GIVEN TASK:
Identify the lines that contain the string "content", then copy each of them.

======== DATA ========

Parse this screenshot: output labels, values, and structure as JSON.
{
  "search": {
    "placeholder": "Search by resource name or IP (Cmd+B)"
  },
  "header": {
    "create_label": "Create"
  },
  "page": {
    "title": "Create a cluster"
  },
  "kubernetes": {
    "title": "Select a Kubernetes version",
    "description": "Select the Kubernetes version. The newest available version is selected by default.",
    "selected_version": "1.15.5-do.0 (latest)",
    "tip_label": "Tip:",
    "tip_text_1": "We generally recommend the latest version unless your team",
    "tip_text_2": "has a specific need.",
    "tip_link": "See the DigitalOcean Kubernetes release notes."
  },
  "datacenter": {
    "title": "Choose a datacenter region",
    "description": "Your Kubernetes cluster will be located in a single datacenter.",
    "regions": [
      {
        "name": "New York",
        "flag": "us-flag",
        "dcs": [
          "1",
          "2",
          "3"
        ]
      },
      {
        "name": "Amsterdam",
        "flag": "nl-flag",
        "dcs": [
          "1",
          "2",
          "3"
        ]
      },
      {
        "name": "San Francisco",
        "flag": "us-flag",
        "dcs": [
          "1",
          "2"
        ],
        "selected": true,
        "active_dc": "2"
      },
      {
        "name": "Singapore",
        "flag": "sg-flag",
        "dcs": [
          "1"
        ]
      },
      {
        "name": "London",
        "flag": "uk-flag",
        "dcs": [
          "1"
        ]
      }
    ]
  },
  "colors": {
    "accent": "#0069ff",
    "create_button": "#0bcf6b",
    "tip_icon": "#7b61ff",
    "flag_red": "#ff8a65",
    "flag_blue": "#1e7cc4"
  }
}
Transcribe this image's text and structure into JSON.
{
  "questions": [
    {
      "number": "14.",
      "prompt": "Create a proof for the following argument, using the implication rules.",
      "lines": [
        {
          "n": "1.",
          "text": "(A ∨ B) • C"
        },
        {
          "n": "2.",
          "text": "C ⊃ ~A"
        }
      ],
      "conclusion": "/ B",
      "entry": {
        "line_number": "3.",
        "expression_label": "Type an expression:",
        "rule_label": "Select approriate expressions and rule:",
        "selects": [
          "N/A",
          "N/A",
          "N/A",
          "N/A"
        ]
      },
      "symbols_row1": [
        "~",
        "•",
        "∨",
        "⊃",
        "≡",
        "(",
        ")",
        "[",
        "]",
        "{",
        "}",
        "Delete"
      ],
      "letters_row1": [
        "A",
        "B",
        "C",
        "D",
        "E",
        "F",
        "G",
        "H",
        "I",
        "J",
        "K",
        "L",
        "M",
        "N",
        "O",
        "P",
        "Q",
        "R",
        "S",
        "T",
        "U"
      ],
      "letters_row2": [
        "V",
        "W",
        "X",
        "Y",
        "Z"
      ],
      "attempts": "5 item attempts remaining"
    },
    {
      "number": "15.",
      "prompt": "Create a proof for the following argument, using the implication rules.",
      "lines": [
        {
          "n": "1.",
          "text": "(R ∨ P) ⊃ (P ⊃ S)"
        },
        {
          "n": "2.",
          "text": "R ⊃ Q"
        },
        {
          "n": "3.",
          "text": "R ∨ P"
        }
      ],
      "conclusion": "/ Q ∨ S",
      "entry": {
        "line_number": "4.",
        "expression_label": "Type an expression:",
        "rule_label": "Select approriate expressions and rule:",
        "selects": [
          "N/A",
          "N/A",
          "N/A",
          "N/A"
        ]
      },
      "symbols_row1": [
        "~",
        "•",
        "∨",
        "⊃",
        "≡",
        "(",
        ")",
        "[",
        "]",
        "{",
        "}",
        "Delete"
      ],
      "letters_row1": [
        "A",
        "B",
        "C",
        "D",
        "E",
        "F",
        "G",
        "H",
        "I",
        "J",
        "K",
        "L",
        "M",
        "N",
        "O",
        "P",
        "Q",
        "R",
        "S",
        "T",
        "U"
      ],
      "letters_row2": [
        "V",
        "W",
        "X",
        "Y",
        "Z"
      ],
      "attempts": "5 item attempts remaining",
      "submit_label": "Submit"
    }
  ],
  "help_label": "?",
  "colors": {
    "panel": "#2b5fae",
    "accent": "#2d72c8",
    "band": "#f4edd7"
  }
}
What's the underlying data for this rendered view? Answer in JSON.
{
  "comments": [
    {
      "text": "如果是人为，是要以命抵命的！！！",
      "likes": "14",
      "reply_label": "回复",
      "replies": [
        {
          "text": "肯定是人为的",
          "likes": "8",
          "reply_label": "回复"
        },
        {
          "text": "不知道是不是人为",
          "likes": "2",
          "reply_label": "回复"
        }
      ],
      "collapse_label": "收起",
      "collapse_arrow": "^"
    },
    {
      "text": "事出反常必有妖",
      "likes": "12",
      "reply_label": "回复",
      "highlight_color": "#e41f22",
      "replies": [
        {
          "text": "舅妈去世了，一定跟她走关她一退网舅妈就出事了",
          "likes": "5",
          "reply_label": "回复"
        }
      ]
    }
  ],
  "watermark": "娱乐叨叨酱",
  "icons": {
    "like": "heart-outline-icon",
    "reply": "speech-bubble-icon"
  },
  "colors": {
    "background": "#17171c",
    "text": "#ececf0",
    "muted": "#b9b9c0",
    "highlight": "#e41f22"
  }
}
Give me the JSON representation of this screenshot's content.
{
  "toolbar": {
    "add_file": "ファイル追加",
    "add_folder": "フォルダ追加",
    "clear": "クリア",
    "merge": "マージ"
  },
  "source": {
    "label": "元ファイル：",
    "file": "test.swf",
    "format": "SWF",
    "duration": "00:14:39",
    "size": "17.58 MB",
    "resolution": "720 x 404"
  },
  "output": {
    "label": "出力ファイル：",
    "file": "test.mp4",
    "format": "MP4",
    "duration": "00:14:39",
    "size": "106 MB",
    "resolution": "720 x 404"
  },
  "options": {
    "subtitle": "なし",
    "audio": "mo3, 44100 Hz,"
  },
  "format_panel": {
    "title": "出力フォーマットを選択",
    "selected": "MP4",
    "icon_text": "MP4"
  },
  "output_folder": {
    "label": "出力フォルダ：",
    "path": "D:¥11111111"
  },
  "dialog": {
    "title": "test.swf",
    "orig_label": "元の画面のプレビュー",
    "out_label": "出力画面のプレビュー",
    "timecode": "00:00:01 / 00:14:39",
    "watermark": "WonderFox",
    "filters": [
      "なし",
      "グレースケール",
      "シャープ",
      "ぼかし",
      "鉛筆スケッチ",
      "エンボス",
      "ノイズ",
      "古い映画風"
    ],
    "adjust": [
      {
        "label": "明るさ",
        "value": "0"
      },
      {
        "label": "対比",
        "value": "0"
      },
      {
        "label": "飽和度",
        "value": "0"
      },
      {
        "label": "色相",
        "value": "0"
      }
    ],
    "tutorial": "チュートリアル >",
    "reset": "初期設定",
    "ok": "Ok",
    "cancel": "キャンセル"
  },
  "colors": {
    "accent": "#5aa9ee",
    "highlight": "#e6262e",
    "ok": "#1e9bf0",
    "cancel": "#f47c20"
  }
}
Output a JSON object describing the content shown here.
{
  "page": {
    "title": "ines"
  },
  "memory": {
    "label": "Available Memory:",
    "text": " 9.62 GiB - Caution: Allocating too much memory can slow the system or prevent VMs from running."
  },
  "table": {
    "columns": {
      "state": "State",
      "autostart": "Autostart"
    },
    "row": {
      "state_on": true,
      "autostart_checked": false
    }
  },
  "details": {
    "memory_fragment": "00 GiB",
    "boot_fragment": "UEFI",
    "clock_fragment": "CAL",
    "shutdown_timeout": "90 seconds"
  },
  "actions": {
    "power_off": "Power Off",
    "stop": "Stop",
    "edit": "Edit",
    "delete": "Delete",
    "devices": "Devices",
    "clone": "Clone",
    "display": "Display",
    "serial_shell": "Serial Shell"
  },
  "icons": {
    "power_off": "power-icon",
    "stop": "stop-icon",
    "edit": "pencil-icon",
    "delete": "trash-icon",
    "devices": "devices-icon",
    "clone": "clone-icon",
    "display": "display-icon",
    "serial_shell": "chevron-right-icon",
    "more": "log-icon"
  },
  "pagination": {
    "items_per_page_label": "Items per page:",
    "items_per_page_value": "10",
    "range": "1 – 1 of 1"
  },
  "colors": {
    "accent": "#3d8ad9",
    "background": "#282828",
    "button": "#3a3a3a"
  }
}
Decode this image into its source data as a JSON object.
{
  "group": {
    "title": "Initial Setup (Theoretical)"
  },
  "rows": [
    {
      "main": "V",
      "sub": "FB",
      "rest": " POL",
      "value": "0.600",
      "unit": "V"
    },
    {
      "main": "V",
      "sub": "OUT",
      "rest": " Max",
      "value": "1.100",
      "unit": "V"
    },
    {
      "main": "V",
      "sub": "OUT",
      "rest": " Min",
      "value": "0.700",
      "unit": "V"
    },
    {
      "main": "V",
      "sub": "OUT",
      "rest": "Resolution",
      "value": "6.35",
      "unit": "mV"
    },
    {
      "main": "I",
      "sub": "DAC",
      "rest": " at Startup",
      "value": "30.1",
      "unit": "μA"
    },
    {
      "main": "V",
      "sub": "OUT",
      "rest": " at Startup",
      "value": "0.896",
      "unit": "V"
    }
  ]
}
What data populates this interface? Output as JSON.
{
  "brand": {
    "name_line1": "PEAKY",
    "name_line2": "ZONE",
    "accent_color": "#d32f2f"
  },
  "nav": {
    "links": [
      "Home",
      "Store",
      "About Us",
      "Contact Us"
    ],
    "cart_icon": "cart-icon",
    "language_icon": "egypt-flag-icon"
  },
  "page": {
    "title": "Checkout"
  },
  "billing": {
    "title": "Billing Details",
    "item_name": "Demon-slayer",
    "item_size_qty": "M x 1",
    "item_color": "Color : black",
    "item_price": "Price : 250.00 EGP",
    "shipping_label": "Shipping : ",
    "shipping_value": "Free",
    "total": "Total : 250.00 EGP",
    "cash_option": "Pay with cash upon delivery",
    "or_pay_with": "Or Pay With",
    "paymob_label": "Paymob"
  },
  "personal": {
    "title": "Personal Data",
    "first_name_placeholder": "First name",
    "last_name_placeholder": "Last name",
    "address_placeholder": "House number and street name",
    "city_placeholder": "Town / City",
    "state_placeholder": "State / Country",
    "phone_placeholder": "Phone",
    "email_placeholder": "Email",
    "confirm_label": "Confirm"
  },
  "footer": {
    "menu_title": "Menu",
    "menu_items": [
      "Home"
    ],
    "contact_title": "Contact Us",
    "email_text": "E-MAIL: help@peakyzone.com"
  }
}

========

EXERCISE OUTPUT:
Give me the JSON representation of this screenshot's content.
Output a JSON object describing the content shown here.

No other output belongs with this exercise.